--- Materials provided ---

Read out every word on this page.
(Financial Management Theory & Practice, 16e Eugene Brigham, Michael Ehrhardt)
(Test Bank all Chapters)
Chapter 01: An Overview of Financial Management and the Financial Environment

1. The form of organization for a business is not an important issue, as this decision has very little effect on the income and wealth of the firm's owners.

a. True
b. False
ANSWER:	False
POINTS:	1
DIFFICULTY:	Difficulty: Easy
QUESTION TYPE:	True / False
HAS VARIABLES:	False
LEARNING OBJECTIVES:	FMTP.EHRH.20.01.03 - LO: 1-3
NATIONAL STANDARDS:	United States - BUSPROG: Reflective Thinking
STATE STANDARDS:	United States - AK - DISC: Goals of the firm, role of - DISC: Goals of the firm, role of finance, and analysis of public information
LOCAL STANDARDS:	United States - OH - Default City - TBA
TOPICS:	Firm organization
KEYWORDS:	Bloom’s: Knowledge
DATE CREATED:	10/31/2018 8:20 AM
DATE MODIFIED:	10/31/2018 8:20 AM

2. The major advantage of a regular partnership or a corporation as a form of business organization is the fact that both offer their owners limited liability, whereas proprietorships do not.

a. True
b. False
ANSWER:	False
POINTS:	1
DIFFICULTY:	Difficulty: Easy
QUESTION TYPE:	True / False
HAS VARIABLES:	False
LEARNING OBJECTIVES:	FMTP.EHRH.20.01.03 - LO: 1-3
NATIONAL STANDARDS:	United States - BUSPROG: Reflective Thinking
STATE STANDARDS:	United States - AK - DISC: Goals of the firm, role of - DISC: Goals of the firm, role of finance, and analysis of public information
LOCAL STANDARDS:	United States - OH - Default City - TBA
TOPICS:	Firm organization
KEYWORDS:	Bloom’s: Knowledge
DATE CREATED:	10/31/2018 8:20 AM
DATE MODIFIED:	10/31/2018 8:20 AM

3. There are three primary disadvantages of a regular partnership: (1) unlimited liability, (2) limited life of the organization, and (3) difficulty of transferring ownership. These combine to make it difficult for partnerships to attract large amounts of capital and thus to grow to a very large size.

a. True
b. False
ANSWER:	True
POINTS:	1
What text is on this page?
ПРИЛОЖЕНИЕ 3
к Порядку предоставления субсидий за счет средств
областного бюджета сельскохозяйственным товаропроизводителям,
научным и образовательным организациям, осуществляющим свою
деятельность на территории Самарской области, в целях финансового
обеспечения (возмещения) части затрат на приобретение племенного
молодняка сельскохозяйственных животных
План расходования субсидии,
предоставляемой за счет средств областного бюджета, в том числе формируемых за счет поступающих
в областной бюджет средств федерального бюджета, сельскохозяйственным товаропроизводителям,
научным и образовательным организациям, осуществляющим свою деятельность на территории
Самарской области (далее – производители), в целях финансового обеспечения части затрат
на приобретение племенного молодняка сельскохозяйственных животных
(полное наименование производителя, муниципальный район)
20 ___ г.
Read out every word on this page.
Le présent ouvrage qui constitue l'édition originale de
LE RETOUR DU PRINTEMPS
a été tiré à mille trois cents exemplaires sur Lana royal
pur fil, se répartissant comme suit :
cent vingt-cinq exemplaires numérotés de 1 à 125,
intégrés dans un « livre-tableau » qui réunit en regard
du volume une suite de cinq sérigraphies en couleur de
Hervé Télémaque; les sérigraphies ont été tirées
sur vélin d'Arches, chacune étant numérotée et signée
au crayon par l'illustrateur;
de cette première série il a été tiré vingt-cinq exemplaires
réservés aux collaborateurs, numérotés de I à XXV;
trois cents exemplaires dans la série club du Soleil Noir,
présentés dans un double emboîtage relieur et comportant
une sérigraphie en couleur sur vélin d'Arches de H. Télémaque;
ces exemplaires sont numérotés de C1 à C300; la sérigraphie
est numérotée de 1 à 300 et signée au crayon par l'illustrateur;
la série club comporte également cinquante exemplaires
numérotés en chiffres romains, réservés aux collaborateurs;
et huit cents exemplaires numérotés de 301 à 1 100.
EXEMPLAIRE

---

Do this:
Print again each line of the listing above, exactly as it appears.

In response:
Read out every word on this page.
(Financial Management Theory & Practice, 16e Eugene Brigham, Michael Ehrhardt)
(Test Bank all Chapters)
Chapter 01: An Overview of Financial Management and the Financial Environment

1. The form of organization for a business is not an important issue, as this decision has very little effect on the income and wealth of the firm's owners.

a. True
b. False
ANSWER:	False
POINTS:	1
DIFFICULTY:	Difficulty: Easy
QUESTION TYPE:	True / False
HAS VARIABLES:	False
LEARNING OBJECTIVES:	FMTP.EHRH.20.01.03 - LO: 1-3
NATIONAL STANDARDS:	United States - BUSPROG: Reflective Thinking
STATE STANDARDS:	United States - AK - DISC: Goals of the firm, role of - DISC: Goals of the firm, role of finance, and analysis of public information
LOCAL STANDARDS:	United States - OH - Default City - TBA
TOPICS:	Firm organization
KEYWORDS:	Bloom’s: Knowledge
DATE CREATED:	10/31/2018 8:20 AM
DATE MODIFIED:	10/31/2018 8:20 AM

2. The major advantage of a regular partnership or a corporation as a form of business organization is the fact that both offer their owners limited liability, whereas proprietorships do not.

a. True
b. False
ANSWER:	False
POINTS:	1
DIFFICULTY:	Difficulty: Easy
QUESTION TYPE:	True / False
HAS VARIABLES:	False
LEARNING OBJECTIVES:	FMTP.EHRH.20.01.03 - LO: 1-3
NATIONAL STANDARDS:	United States - BUSPROG: Reflective Thinking
STATE STANDARDS:	United States - AK - DISC: Goals of the firm, role of - DISC: Goals of the firm, role of finance, and analysis of public information
LOCAL STANDARDS:	United States - OH - Default City - TBA
TOPICS:	Firm organization
KEYWORDS:	Bloom’s: Knowledge
DATE CREATED:	10/31/2018 8:20 AM
DATE MODIFIED:	10/31/2018 8:20 AM

3. There are three primary disadvantages of a regular partnership: (1) unlimited liability, (2) limited life of the organization, and (3) difficulty of transferring ownership. These combine to make it difficult for partnerships to attract large amounts of capital and thus to grow to a very large size.

a. True
b. False
ANSWER:	True
POINTS:	1
What text is on this page?
ПРИЛОЖЕНИЕ 3
к Порядку предоставления субсидий за счет средств
областного бюджета сельскохозяйственным товаропроизводителям,
научным и образовательным организациям, осуществляющим свою
деятельность на территории Самарской области, в целях финансового
обеспечения (возмещения) части затрат на приобретение племенного
молодняка сельскохозяйственных животных
План расходования субсидии,
предоставляемой за счет средств областного бюджета, в том числе формируемых за счет поступающих
в областной бюджет средств федерального бюджета, сельскохозяйственным товаропроизводителям,
научным и образовательным организациям, осуществляющим свою деятельность на территории
Самарской области (далее – производители), в целях финансового обеспечения части затрат
на приобретение племенного молодняка сельскохозяйственных животных
(полное наименование производителя, муниципальный район)
20 ___ г.
Read out every word on this page.
Le présent ouvrage qui constitue l'édition originale de
LE RETOUR DU PRINTEMPS
a été tiré à mille trois cents exemplaires sur Lana royal
pur fil, se répartissant comme suit :
cent vingt-cinq exemplaires numérotés de 1 à 125,
intégrés dans un « livre-tableau » qui réunit en regard
du volume une suite de cinq sérigraphies en couleur de
Hervé Télémaque; les sérigraphies ont été tirées
sur vélin d'Arches, chacune étant numérotée et signée
au crayon par l'illustrateur;
de cette première série il a été tiré vingt-cinq exemplaires
réservés aux collaborateurs, numérotés de I à XXV;
trois cents exemplaires dans la série club du Soleil Noir,
présentés dans un double emboîtage relieur et comportant
une sérigraphie en couleur sur vélin d'Arches de H. Télémaque;
ces exemplaires sont numérotés de C1 à C300; la sérigraphie
est numérotée de 1 à 300 et signée au crayon par l'illustrateur;
la série club comporte également cinquante exemplaires
numérotés en chiffres romains, réservés aux collaborateurs;
et huit cents exemplaires numérotés de 301 à 1 100.
EXEMPLAIRE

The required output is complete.